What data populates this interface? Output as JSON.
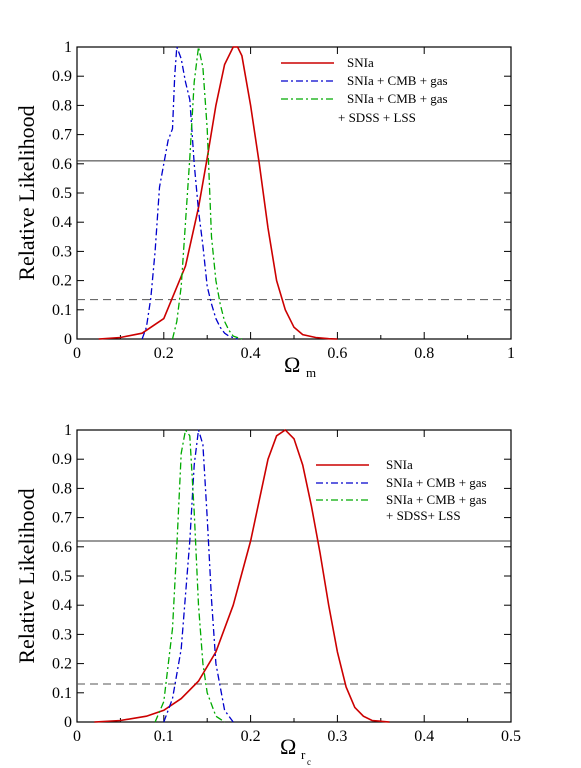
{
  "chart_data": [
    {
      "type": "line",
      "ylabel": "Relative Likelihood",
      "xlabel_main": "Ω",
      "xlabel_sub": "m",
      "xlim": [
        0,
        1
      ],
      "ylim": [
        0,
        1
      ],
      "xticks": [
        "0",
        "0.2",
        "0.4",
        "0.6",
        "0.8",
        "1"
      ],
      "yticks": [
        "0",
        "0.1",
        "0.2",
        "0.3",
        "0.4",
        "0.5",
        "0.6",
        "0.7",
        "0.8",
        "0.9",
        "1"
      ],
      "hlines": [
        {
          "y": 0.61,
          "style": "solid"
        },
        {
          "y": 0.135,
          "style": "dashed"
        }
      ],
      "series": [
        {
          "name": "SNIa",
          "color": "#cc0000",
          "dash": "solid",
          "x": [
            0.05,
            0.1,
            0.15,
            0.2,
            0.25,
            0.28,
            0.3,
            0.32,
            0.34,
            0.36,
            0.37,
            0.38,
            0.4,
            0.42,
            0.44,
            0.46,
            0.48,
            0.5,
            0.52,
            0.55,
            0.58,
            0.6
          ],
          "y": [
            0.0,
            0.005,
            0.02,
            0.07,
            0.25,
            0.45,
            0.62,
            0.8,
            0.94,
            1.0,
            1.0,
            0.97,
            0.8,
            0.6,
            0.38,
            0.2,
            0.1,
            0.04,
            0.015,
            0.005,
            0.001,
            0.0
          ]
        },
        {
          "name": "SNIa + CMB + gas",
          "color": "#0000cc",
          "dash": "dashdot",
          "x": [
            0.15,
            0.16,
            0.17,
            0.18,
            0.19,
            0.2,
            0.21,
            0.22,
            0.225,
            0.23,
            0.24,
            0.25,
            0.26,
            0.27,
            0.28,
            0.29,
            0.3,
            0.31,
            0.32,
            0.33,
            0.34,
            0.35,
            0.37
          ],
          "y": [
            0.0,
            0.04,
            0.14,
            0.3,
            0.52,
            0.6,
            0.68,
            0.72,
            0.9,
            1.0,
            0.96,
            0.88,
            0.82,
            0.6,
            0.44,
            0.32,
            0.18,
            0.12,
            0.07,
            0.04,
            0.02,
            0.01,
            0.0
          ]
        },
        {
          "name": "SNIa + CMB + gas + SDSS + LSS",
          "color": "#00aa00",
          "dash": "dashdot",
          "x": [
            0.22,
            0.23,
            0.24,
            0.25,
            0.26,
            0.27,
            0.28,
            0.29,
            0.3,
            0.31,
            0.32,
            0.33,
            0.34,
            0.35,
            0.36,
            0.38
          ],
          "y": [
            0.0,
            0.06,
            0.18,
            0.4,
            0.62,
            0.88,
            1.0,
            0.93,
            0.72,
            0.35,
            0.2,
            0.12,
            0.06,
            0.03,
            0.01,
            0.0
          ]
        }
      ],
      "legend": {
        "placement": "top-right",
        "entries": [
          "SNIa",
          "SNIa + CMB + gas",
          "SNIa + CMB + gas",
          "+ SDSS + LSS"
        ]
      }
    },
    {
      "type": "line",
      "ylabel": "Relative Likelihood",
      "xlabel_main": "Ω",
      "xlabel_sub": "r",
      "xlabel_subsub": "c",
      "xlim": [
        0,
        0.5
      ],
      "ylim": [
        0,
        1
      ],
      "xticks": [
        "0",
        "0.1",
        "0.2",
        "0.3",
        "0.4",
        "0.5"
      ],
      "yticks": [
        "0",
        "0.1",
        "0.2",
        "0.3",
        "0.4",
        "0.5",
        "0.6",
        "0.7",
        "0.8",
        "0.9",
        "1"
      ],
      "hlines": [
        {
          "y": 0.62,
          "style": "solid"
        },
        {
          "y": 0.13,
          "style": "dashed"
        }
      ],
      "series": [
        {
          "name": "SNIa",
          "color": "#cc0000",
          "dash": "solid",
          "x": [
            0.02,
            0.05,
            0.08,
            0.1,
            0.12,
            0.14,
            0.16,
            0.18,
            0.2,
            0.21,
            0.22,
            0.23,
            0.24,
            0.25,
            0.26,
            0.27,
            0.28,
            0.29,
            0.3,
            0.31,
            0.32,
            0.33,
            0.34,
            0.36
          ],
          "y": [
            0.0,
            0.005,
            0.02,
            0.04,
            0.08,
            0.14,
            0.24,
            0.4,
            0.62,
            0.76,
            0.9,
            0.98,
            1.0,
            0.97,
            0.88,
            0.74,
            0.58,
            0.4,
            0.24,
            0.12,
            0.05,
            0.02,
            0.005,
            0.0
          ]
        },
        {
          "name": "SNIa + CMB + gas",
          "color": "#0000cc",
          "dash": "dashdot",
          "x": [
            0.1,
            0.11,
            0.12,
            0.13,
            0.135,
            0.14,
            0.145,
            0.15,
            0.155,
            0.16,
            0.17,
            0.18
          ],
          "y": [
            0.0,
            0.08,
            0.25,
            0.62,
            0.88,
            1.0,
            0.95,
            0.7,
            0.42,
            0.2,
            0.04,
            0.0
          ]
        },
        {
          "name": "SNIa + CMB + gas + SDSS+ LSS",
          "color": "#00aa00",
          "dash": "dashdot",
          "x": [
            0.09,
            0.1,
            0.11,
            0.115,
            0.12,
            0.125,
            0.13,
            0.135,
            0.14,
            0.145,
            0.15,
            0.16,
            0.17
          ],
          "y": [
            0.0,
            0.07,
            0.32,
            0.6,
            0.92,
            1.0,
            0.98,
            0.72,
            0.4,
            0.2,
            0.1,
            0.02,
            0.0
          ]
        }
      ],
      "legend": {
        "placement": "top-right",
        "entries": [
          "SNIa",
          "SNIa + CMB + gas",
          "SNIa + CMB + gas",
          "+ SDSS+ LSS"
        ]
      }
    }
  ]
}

○ ○ ○

◆ Short exercise: Print the entries above exactly, taking out only the pictures.

◆ Right answer:
What data populates this interface? Output as JSON.
{
  "chart_data": [
    {
      "type": "line",
      "ylabel": "Relative Likelihood",
      "xlabel_main": "Ω",
      "xlabel_sub": "m",
      "xlim": [
        0,
        1
      ],
      "ylim": [
        0,
        1
      ],
      "xticks": [
        "0",
        "0.2",
        "0.4",
        "0.6",
        "0.8",
        "1"
      ],
      "yticks": [
        "0",
        "0.1",
        "0.2",
        "0.3",
        "0.4",
        "0.5",
        "0.6",
        "0.7",
        "0.8",
        "0.9",
        "1"
      ],
      "hlines": [
        {
          "y": 0.61,
          "style": "solid"
        },
        {
          "y": 0.135,
          "style": "dashed"
        }
      ],
      "series": [
        {
          "name": "SNIa",
          "color": "#cc0000",
          "dash": "solid",
          "x": [
            0.05,
            0.1,
            0.15,
            0.2,
            0.25,
            0.28,
            0.3,
            0.32,
            0.34,
            0.36,
            0.37,
            0.38,
            0.4,
            0.42,
            0.44,
            0.46,
            0.48,
            0.5,
            0.52,
            0.55,
            0.58,
            0.6
          ],
          "y": [
            0.0,
            0.005,
            0.02,
            0.07,
            0.25,
            0.45,
            0.62,
            0.8,
            0.94,
            1.0,
            1.0,
            0.97,
            0.8,
            0.6,
            0.38,
            0.2,
            0.1,
            0.04,
            0.015,
            0.005,
            0.001,
            0.0
          ]
        },
        {
          "name": "SNIa + CMB + gas",
          "color": "#0000cc",
          "dash": "dashdot",
          "x": [
            0.15,
            0.16,
            0.17,
            0.18,
            0.19,
            0.2,
            0.21,
            0.22,
            0.225,
            0.23,
            0.24,
            0.25,
            0.26,
            0.27,
            0.28,
            0.29,
            0.3,
            0.31,
            0.32,
            0.33,
            0.34,
            0.35,
            0.37
          ],
          "y": [
            0.0,
            0.04,
            0.14,
            0.3,
            0.52,
            0.6,
            0.68,
            0.72,
            0.9,
            1.0,
            0.96,
            0.88,
            0.82,
            0.6,
            0.44,
            0.32,
            0.18,
            0.12,
            0.07,
            0.04,
            0.02,
            0.01,
            0.0
          ]
        },
        {
          "name": "SNIa + CMB + gas + SDSS + LSS",
          "color": "#00aa00",
          "dash": "dashdot",
          "x": [
            0.22,
            0.23,
            0.24,
            0.25,
            0.26,
            0.27,
            0.28,
            0.29,
            0.3,
            0.31,
            0.32,
            0.33,
            0.34,
            0.35,
            0.36,
            0.38
          ],
          "y": [
            0.0,
            0.06,
            0.18,
            0.4,
            0.62,
            0.88,
            1.0,
            0.93,
            0.72,
            0.35,
            0.2,
            0.12,
            0.06,
            0.03,
            0.01,
            0.0
          ]
        }
      ],
      "legend": {
        "placement": "top-right",
        "entries": [
          "SNIa",
          "SNIa + CMB + gas",
          "SNIa + CMB + gas",
          "+ SDSS + LSS"
        ]
      }
    },
    {
      "type": "line",
      "ylabel": "Relative Likelihood",
      "xlabel_main": "Ω",
      "xlabel_sub": "r",
      "xlabel_subsub": "c",
      "xlim": [
        0,
        0.5
      ],
      "ylim": [
        0,
        1
      ],
      "xticks": [
        "0",
        "0.1",
        "0.2",
        "0.3",
        "0.4",
        "0.5"
      ],
      "yticks": [
        "0",
        "0.1",
        "0.2",
        "0.3",
        "0.4",
        "0.5",
        "0.6",
        "0.7",
        "0.8",
        "0.9",
        "1"
      ],
      "hlines": [
        {
          "y": 0.62,
          "style": "solid"
        },
        {
          "y": 0.13,
          "style": "dashed"
        }
      ],
      "series": [
        {
          "name": "SNIa",
          "color": "#cc0000",
          "dash": "solid",
          "x": [
            0.02,
            0.05,
            0.08,
            0.1,
            0.12,
            0.14,
            0.16,
            0.18,
            0.2,
            0.21,
            0.22,
            0.23,
            0.24,
            0.25,
            0.26,
            0.27,
            0.28,
            0.29,
            0.3,
            0.31,
            0.32,
            0.33,
            0.34,
            0.36
          ],
          "y": [
            0.0,
            0.005,
            0.02,
            0.04,
            0.08,
            0.14,
            0.24,
            0.4,
            0.62,
            0.76,
            0.9,
            0.98,
            1.0,
            0.97,
            0.88,
            0.74,
            0.58,
            0.4,
            0.24,
            0.12,
            0.05,
            0.02,
            0.005,
            0.0
          ]
        },
        {
          "name": "SNIa + CMB + gas",
          "color": "#0000cc",
          "dash": "dashdot",
          "x": [
            0.1,
            0.11,
            0.12,
            0.13,
            0.135,
            0.14,
            0.145,
            0.15,
            0.155,
            0.16,
            0.17,
            0.18
          ],
          "y": [
            0.0,
            0.08,
            0.25,
            0.62,
            0.88,
            1.0,
            0.95,
            0.7,
            0.42,
            0.2,
            0.04,
            0.0
          ]
        },
        {
          "name": "SNIa + CMB + gas + SDSS+ LSS",
          "color": "#00aa00",
          "dash": "dashdot",
          "x": [
            0.09,
            0.1,
            0.11,
            0.115,
            0.12,
            0.125,
            0.13,
            0.135,
            0.14,
            0.145,
            0.15,
            0.16,
            0.17
          ],
          "y": [
            0.0,
            0.07,
            0.32,
            0.6,
            0.92,
            1.0,
            0.98,
            0.72,
            0.4,
            0.2,
            0.1,
            0.02,
            0.0
          ]
        }
      ],
      "legend": {
        "placement": "top-right",
        "entries": [
          "SNIa",
          "SNIa + CMB + gas",
          "SNIa + CMB + gas",
          "+ SDSS+ LSS"
        ]
      }
    }
  ]
}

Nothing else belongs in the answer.